▶ Consigna
Extrae del texto sobre la hermenéutica, que figura más abajo, el fragmento comprendido entre "Al comienzo de" y "y sus resultados.", ambos incluidos. Cópialo sin cambiar nada.

Al comienzo de este artículo hemos señalado que, entendido en su acepción más amplia, el término «hermenéutica» es sinónimo de «exégesis» y de «interpretación». Todos ellos designan por igual la ciencia y la actividad de la interpretación de textos y sus resultados.
Pero, desde mediados del siglo XIX, diferentes autores centraron su atención en el análisis de en qué consiste propiamente interpretar. Con ello pusieron los fundamentos de lo que se conoce como «nueva hermenéutica» o simplemente «hermenéutica», que alcanzó un definitivo impulso con el filósofo alemán Martin Heidegger. En esta nueva acepción, «hermenéutica» designa los estudios sobre la actividad interpretativa en si misma considerada y el cuerpo doctrinal de quienes los practican.
Destacó Heidegger que el hombre no es un ser concluso, sino abocado a su futuro, y que es consciente de ello. Para cada individuo, el futuro es realmente el abanico de posibilidades que ante el se abren, alguna de las cuales debe procurar. Tales posibilidades se fundan sobre el presente que, a su vez, se revela como tal en la medida en que anuncia o determina posibilidades de futuro y en la medida en que constituye la clave de comprensión de lo ya pasado. En esta clave, la narración cobra especial importancia porque es la actividad mediante la que el ser humano relaciona acontecimientos y los comprende.

Una serie de ítems
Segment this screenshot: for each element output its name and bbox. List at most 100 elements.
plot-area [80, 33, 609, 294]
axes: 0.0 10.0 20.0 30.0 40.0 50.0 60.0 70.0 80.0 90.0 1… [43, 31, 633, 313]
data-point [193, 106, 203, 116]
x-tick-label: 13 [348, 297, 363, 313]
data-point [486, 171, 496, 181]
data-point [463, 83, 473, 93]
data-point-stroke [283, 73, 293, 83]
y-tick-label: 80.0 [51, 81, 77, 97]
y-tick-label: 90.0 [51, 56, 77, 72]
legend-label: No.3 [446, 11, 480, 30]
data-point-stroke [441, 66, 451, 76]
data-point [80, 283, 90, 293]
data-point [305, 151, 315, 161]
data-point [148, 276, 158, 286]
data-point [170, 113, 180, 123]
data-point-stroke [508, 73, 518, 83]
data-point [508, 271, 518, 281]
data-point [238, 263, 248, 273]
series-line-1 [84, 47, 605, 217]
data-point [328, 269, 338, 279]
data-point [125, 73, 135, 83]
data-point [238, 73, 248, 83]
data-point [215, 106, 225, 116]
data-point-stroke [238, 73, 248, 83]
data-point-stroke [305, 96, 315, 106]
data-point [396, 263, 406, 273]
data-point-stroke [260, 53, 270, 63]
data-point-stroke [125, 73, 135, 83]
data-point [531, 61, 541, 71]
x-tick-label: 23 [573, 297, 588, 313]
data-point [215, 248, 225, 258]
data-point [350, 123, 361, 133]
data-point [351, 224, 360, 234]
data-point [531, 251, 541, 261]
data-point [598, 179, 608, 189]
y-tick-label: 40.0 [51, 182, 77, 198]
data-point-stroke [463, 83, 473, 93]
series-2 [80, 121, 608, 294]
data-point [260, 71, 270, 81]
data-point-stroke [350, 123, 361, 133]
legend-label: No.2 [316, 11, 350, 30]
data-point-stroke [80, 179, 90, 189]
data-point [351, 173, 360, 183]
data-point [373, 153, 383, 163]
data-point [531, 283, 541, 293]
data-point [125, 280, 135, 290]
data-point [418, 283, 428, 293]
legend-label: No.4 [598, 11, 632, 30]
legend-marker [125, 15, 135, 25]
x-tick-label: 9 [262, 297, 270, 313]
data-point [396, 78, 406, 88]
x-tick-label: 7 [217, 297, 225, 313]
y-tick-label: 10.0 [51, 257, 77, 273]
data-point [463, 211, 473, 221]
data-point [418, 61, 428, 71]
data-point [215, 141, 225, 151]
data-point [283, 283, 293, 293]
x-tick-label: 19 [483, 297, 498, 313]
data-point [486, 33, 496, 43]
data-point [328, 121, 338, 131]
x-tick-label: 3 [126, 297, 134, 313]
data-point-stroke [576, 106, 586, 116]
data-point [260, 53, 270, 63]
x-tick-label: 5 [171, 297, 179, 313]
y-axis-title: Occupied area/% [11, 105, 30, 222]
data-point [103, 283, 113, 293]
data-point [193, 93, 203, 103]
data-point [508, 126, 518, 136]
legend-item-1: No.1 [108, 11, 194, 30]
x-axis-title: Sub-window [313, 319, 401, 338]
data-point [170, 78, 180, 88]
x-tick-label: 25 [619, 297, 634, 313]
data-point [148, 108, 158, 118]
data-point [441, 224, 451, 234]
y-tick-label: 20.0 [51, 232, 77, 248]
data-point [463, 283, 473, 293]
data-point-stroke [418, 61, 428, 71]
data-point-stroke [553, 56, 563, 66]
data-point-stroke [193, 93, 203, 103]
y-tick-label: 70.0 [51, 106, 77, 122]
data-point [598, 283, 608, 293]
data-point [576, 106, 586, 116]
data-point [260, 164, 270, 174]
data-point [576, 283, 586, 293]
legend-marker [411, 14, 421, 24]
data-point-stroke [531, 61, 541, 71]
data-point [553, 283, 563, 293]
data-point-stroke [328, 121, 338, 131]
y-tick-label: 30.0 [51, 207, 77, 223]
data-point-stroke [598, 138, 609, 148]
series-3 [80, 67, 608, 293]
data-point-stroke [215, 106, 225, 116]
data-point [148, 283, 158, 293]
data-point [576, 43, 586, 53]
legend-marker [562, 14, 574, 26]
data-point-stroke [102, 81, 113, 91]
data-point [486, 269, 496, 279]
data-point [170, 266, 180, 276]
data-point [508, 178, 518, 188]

▶ Respuesta del ejercicio
Al comienzo de este artículo hemos señalado que, entendido en su acepción más amplia, el término «hermenéutica» es sinónimo de «exégesis» y de «interpretación». Todos ellos designan por igual la ciencia y la actividad de la interpretación de textos y sus resultados.